— start Information shown —

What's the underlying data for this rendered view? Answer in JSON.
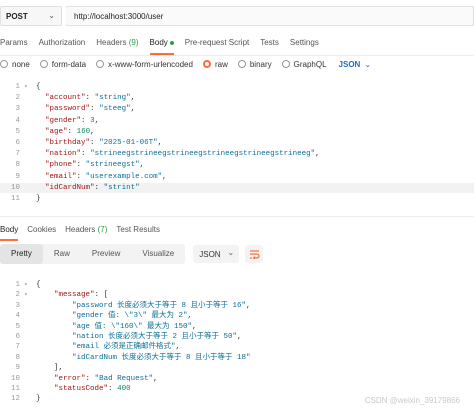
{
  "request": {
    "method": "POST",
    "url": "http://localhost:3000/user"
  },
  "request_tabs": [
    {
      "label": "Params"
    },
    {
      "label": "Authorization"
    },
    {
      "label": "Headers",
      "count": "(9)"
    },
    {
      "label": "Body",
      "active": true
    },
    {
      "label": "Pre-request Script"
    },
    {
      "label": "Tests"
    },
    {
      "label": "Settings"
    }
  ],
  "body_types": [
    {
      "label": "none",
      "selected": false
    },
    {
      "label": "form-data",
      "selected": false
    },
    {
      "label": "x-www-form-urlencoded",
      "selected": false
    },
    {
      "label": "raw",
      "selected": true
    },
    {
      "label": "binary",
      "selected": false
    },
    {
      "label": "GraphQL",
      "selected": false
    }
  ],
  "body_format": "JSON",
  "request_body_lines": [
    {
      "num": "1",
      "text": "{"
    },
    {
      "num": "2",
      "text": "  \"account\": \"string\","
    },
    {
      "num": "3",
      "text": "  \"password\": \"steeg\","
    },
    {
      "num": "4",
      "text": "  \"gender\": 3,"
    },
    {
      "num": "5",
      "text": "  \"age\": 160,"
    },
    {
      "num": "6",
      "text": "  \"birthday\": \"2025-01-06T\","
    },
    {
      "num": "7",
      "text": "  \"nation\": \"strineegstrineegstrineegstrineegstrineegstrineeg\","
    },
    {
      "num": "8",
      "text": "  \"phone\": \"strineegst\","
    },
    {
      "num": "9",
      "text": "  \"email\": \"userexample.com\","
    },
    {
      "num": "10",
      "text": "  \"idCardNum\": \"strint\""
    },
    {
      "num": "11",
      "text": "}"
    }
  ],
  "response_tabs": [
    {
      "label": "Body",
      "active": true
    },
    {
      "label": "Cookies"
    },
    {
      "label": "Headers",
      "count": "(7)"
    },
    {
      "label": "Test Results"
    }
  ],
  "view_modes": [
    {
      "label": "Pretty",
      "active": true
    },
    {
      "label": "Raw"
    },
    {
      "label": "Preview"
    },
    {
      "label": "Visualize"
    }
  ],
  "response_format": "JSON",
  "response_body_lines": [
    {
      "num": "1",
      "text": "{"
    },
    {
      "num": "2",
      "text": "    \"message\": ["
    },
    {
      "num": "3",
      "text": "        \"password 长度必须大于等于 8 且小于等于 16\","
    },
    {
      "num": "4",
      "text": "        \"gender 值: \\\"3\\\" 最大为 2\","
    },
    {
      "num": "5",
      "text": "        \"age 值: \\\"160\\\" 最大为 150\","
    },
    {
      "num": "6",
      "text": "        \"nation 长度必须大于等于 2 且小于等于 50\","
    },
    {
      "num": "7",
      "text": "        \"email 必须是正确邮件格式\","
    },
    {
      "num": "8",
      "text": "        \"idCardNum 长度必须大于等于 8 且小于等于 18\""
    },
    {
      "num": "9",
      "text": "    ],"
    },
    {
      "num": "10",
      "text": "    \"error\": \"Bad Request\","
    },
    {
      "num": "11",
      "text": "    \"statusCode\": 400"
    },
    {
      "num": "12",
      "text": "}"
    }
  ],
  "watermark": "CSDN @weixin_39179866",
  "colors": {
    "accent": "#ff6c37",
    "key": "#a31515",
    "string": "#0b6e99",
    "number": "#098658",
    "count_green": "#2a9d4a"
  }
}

— end Information shown —

== Exercise requirements ==
All of the data above should be transcribed verbatim, with pictures omitted.

== Written reply ==
What's the underlying data for this rendered view? Answer in JSON.
{
  "request": {
    "method": "POST",
    "url": "http://localhost:3000/user"
  },
  "request_tabs": [
    {
      "label": "Params"
    },
    {
      "label": "Authorization"
    },
    {
      "label": "Headers",
      "count": "(9)"
    },
    {
      "label": "Body",
      "active": true
    },
    {
      "label": "Pre-request Script"
    },
    {
      "label": "Tests"
    },
    {
      "label": "Settings"
    }
  ],
  "body_types": [
    {
      "label": "none",
      "selected": false
    },
    {
      "label": "form-data",
      "selected": false
    },
    {
      "label": "x-www-form-urlencoded",
      "selected": false
    },
    {
      "label": "raw",
      "selected": true
    },
    {
      "label": "binary",
      "selected": false
    },
    {
      "label": "GraphQL",
      "selected": false
    }
  ],
  "body_format": "JSON",
  "request_body_lines": [
    {
      "num": "1",
      "text": "{"
    },
    {
      "num": "2",
      "text": "  \"account\": \"string\","
    },
    {
      "num": "3",
      "text": "  \"password\": \"steeg\","
    },
    {
      "num": "4",
      "text": "  \"gender\": 3,"
    },
    {
      "num": "5",
      "text": "  \"age\": 160,"
    },
    {
      "num": "6",
      "text": "  \"birthday\": \"2025-01-06T\","
    },
    {
      "num": "7",
      "text": "  \"nation\": \"strineegstrineegstrineegstrineegstrineegstrineeg\","
    },
    {
      "num": "8",
      "text": "  \"phone\": \"strineegst\","
    },
    {
      "num": "9",
      "text": "  \"email\": \"userexample.com\","
    },
    {
      "num": "10",
      "text": "  \"idCardNum\": \"strint\""
    },
    {
      "num": "11",
      "text": "}"
    }
  ],
  "response_tabs": [
    {
      "label": "Body",
      "active": true
    },
    {
      "label": "Cookies"
    },
    {
      "label": "Headers",
      "count": "(7)"
    },
    {
      "label": "Test Results"
    }
  ],
  "view_modes": [
    {
      "label": "Pretty",
      "active": true
    },
    {
      "label": "Raw"
    },
    {
      "label": "Preview"
    },
    {
      "label": "Visualize"
    }
  ],
  "response_format": "JSON",
  "response_body_lines": [
    {
      "num": "1",
      "text": "{"
    },
    {
      "num": "2",
      "text": "    \"message\": ["
    },
    {
      "num": "3",
      "text": "        \"password 长度必须大于等于 8 且小于等于 16\","
    },
    {
      "num": "4",
      "text": "        \"gender 值: \\\"3\\\" 最大为 2\","
    },
    {
      "num": "5",
      "text": "        \"age 值: \\\"160\\\" 最大为 150\","
    },
    {
      "num": "6",
      "text": "        \"nation 长度必须大于等于 2 且小于等于 50\","
    },
    {
      "num": "7",
      "text": "        \"email 必须是正确邮件格式\","
    },
    {
      "num": "8",
      "text": "        \"idCardNum 长度必须大于等于 8 且小于等于 18\""
    },
    {
      "num": "9",
      "text": "    ],"
    },
    {
      "num": "10",
      "text": "    \"error\": \"Bad Request\","
    },
    {
      "num": "11",
      "text": "    \"statusCode\": 400"
    },
    {
      "num": "12",
      "text": "}"
    }
  ],
  "watermark": "CSDN @weixin_39179866",
  "colors": {
    "accent": "#ff6c37",
    "key": "#a31515",
    "string": "#0b6e99",
    "number": "#098658",
    "count_green": "#2a9d4a"
  }
}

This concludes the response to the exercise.